_OBJECTIVE:_ Look through the material and copy each line holding "giữa".

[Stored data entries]
..........
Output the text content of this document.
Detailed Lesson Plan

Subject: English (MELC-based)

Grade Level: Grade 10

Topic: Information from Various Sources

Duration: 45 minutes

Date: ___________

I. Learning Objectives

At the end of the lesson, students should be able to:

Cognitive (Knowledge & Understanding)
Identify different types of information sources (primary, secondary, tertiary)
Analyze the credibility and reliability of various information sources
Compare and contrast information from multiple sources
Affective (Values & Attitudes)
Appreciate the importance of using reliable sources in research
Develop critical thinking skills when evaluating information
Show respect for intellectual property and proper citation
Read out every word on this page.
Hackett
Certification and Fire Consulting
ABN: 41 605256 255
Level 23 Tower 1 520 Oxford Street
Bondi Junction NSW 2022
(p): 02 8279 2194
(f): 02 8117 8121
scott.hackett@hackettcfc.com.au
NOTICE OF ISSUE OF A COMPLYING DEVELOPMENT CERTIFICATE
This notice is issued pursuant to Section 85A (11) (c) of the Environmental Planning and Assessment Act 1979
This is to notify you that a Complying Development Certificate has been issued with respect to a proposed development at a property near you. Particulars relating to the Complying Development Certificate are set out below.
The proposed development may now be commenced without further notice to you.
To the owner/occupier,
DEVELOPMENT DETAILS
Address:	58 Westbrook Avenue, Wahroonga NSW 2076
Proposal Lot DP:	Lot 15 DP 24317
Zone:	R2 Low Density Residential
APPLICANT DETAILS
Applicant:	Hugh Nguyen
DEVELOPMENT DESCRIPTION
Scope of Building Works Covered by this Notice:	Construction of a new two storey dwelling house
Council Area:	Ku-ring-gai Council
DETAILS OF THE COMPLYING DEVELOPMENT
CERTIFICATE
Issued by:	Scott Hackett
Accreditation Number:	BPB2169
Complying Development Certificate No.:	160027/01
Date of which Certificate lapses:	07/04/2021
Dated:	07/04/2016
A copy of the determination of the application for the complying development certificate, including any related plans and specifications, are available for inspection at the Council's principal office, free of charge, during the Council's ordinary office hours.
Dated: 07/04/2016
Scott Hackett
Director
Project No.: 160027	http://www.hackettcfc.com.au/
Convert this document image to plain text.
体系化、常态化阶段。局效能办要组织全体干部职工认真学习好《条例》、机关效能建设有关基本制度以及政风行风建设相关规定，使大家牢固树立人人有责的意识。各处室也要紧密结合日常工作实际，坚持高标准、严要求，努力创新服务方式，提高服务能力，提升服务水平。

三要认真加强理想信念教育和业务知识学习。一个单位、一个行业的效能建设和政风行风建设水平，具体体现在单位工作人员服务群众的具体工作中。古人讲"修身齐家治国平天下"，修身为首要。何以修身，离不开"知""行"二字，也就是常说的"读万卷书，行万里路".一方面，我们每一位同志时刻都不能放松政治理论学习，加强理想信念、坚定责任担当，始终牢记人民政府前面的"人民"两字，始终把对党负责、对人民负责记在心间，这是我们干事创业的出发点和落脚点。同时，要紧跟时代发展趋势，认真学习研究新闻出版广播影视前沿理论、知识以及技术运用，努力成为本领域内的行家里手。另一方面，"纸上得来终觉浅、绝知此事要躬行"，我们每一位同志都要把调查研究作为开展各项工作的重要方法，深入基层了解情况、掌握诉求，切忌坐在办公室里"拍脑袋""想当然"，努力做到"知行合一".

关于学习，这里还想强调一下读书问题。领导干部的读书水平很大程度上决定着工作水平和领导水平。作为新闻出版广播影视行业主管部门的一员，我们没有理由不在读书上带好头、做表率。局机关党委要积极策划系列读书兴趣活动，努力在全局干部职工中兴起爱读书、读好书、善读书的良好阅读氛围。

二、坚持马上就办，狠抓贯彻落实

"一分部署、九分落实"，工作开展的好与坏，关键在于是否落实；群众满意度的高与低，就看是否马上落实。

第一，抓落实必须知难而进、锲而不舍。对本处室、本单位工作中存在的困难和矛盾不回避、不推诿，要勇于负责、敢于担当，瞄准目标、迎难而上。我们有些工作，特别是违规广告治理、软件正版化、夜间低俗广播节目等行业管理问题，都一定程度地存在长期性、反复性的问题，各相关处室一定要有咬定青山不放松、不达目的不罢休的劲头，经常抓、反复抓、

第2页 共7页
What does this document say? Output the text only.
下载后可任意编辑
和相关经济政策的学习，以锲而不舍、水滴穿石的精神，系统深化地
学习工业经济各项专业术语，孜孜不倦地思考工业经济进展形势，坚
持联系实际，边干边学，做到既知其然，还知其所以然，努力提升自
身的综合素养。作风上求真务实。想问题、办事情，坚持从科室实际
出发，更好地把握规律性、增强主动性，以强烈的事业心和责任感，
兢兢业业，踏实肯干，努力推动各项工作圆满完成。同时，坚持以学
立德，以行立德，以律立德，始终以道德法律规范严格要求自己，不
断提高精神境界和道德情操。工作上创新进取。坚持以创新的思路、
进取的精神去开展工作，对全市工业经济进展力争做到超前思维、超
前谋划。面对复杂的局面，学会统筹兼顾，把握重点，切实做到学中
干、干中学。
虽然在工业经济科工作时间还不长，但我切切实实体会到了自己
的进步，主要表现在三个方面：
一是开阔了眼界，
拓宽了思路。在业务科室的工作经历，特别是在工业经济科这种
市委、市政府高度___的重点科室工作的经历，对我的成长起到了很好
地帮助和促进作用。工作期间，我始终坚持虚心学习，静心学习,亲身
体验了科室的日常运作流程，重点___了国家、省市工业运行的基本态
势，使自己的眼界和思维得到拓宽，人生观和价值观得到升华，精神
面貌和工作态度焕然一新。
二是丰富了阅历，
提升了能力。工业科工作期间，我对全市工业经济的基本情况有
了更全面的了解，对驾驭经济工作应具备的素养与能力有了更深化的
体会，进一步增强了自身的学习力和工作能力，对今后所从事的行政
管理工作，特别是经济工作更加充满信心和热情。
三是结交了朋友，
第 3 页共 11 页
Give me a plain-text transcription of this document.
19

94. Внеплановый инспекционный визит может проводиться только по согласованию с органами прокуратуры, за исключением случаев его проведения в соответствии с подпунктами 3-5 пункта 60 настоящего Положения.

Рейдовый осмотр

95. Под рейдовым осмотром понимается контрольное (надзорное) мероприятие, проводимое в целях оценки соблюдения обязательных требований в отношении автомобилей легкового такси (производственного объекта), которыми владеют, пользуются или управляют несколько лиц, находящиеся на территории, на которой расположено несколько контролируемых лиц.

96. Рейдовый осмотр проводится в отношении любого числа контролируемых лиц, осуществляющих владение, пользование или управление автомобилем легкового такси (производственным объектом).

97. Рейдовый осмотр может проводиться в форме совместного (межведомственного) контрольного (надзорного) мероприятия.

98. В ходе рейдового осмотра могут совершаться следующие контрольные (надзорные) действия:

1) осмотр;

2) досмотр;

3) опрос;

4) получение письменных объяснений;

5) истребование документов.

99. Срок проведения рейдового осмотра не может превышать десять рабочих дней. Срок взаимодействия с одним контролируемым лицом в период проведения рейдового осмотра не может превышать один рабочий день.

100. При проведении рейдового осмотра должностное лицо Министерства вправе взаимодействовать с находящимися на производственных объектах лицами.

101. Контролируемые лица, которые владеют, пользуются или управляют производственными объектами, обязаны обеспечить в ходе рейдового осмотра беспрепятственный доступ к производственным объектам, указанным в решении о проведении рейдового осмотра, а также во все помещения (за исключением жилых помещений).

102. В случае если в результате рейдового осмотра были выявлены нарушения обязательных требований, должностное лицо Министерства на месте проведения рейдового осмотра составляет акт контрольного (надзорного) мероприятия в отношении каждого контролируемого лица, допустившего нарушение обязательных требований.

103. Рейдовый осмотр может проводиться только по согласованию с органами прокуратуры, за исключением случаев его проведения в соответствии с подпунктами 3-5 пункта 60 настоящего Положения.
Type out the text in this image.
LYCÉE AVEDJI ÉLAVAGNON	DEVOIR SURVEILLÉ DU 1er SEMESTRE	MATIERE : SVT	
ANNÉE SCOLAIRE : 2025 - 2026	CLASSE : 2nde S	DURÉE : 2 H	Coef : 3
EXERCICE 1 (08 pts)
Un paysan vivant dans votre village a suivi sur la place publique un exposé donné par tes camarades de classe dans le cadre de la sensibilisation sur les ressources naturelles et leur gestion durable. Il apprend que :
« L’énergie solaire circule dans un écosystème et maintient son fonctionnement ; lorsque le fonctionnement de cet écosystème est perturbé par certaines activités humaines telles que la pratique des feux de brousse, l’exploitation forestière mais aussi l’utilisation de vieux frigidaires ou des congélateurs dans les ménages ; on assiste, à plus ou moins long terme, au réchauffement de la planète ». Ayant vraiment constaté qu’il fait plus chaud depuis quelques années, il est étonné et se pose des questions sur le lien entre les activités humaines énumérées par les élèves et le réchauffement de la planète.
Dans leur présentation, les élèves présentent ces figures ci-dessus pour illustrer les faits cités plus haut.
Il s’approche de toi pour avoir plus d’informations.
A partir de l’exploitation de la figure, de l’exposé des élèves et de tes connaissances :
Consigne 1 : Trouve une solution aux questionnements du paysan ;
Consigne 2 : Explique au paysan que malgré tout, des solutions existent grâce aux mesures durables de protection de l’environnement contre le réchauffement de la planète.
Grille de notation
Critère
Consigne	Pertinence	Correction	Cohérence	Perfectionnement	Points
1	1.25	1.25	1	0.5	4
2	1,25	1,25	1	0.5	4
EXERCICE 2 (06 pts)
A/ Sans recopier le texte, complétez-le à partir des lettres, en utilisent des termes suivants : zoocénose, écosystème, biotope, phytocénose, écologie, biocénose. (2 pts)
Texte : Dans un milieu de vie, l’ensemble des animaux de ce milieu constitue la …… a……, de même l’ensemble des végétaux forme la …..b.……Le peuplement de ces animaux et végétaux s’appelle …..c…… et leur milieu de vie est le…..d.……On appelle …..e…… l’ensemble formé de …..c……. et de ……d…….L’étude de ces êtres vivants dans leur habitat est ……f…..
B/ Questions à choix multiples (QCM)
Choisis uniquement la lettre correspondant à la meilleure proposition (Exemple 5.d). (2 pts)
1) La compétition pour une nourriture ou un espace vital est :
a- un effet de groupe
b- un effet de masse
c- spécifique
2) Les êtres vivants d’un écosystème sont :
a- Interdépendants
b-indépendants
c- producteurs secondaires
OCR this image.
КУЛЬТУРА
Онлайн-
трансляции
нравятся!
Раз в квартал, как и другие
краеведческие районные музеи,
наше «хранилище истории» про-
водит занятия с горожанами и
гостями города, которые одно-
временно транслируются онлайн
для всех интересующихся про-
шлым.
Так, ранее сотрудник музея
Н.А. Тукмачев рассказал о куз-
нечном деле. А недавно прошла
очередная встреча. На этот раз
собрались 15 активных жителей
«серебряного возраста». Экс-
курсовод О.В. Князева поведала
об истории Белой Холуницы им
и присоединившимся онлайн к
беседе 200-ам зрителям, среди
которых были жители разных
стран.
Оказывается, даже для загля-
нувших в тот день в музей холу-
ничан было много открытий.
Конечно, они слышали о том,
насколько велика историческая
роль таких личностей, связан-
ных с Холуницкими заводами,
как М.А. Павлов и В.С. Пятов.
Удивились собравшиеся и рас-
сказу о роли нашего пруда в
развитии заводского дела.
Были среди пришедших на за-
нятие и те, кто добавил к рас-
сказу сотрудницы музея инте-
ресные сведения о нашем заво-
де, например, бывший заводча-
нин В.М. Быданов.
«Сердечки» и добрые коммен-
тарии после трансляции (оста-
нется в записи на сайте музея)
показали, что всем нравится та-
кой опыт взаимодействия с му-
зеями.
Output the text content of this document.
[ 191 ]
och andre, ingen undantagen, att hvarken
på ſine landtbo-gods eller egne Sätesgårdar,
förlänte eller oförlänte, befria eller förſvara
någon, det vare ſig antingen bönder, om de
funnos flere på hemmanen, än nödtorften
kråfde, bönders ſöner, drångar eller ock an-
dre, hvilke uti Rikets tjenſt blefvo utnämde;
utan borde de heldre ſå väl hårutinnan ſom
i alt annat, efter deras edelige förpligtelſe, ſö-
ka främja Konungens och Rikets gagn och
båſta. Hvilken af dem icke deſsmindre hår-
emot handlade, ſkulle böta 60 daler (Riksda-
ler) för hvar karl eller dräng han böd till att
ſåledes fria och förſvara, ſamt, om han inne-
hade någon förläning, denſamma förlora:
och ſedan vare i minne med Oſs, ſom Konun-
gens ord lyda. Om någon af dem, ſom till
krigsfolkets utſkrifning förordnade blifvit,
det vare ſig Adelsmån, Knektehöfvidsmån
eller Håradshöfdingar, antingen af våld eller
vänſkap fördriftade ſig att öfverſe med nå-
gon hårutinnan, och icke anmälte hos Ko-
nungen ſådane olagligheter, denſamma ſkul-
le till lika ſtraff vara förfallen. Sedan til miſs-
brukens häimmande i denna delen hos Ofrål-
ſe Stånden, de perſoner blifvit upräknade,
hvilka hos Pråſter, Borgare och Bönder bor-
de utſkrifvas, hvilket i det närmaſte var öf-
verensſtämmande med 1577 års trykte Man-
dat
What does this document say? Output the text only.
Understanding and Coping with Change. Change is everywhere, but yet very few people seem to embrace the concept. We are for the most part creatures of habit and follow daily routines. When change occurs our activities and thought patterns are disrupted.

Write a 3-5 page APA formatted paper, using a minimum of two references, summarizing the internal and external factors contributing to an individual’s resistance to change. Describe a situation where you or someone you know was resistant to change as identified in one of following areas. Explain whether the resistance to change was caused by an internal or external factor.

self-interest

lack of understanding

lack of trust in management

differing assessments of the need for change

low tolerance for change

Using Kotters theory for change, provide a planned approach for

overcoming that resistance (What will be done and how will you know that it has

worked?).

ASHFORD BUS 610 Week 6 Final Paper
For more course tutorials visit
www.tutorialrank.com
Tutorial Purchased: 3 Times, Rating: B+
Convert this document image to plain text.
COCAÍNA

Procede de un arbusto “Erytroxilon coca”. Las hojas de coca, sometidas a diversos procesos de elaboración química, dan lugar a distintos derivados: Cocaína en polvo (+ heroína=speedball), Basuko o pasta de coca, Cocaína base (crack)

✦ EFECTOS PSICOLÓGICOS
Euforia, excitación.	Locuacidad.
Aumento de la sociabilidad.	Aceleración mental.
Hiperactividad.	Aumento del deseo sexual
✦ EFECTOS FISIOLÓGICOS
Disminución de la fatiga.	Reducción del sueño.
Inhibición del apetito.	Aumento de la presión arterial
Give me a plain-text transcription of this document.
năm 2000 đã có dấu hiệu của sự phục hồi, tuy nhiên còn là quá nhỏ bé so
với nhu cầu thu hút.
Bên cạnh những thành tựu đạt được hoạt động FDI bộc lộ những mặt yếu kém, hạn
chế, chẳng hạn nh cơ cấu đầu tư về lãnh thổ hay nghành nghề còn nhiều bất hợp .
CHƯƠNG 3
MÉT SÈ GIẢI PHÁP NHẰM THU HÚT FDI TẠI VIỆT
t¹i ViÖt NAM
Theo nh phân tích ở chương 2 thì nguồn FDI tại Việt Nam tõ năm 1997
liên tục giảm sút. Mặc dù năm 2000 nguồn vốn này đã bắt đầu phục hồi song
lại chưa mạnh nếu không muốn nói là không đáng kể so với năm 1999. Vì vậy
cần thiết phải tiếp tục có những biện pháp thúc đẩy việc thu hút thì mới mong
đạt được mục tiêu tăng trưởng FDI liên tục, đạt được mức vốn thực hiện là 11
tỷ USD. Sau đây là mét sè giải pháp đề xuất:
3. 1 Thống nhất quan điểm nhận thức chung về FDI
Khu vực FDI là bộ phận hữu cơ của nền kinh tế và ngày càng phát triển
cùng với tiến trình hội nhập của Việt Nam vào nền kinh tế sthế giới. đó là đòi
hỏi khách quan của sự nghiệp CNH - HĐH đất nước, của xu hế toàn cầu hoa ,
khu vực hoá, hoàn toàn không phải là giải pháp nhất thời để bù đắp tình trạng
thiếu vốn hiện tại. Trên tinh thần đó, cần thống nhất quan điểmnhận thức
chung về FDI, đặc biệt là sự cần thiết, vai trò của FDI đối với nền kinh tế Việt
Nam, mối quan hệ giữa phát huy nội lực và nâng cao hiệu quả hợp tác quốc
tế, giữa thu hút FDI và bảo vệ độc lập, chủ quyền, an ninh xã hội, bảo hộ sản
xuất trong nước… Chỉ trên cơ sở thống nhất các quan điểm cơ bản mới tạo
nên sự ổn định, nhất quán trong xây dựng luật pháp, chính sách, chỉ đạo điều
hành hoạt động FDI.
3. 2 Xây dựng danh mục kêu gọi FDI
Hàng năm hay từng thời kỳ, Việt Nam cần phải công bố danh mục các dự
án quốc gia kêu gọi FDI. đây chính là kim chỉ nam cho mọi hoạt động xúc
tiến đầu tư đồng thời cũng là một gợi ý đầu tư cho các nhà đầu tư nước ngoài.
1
..........
_SOLVED PROBLEM:_
Nam, mối quan hệ giữa phát huy nội lực và nâng cao hiệu quả hợp tác quốc
tế, giữa thu hút FDI và bảo vệ độc lập, chủ quyền, an ninh xã hội, bảo hộ sản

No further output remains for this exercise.